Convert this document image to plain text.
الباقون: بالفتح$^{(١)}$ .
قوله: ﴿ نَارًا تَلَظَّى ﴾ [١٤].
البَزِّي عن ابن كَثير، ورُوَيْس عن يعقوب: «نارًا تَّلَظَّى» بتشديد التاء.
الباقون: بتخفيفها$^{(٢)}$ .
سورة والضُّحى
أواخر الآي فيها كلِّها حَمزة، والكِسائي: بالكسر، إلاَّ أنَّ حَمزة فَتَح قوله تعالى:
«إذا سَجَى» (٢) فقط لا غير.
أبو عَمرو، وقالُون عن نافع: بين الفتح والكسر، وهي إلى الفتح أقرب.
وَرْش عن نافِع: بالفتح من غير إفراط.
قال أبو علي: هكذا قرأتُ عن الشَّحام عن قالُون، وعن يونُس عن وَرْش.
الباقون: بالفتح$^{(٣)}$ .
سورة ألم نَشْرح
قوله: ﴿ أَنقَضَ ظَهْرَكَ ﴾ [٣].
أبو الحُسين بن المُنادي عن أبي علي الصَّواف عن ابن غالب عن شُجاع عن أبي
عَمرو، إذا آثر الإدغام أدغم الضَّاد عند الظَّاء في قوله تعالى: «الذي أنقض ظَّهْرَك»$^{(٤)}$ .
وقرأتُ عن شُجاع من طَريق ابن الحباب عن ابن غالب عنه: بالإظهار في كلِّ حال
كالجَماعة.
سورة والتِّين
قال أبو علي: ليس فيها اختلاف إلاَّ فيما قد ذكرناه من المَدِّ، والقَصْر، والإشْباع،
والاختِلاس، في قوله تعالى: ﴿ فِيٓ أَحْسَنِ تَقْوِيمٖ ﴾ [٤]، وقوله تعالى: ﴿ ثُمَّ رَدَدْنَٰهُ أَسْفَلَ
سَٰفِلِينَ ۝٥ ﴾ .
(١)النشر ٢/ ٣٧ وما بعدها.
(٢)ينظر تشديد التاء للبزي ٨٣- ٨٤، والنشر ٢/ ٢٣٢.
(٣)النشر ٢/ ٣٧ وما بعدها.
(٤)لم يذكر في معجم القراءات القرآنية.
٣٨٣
====================
[Task details]: Go through the data and return every record exactly.

[Result of the task]:
Convert this document image to plain text.
الباقون: بالفتح$^{(١)}$ .
قوله: ﴿ نَارًا تَلَظَّى ﴾ [١٤].
البَزِّي عن ابن كَثير، ورُوَيْس عن يعقوب: «نارًا تَّلَظَّى» بتشديد التاء.
الباقون: بتخفيفها$^{(٢)}$ .
سورة والضُّحى
أواخر الآي فيها كلِّها حَمزة، والكِسائي: بالكسر، إلاَّ أنَّ حَمزة فَتَح قوله تعالى:
«إذا سَجَى» (٢) فقط لا غير.
أبو عَمرو، وقالُون عن نافع: بين الفتح والكسر، وهي إلى الفتح أقرب.
وَرْش عن نافِع: بالفتح من غير إفراط.
قال أبو علي: هكذا قرأتُ عن الشَّحام عن قالُون، وعن يونُس عن وَرْش.
الباقون: بالفتح$^{(٣)}$ .
سورة ألم نَشْرح
قوله: ﴿ أَنقَضَ ظَهْرَكَ ﴾ [٣].
أبو الحُسين بن المُنادي عن أبي علي الصَّواف عن ابن غالب عن شُجاع عن أبي
عَمرو، إذا آثر الإدغام أدغم الضَّاد عند الظَّاء في قوله تعالى: «الذي أنقض ظَّهْرَك»$^{(٤)}$ .
وقرأتُ عن شُجاع من طَريق ابن الحباب عن ابن غالب عنه: بالإظهار في كلِّ حال
كالجَماعة.
سورة والتِّين
قال أبو علي: ليس فيها اختلاف إلاَّ فيما قد ذكرناه من المَدِّ، والقَصْر، والإشْباع،
والاختِلاس، في قوله تعالى: ﴿ فِيٓ أَحْسَنِ تَقْوِيمٖ ﴾ [٤]، وقوله تعالى: ﴿ ثُمَّ رَدَدْنَٰهُ أَسْفَلَ
سَٰفِلِينَ ۝٥ ﴾ .
(١)النشر ٢/ ٣٧ وما بعدها.
(٢)ينظر تشديد التاء للبزي ٨٣- ٨٤، والنشر ٢/ ٢٣٢.
(٣)النشر ٢/ ٣٧ وما بعدها.
(٤)لم يذكر في معجم القراءات القرآنية.
٣٨٣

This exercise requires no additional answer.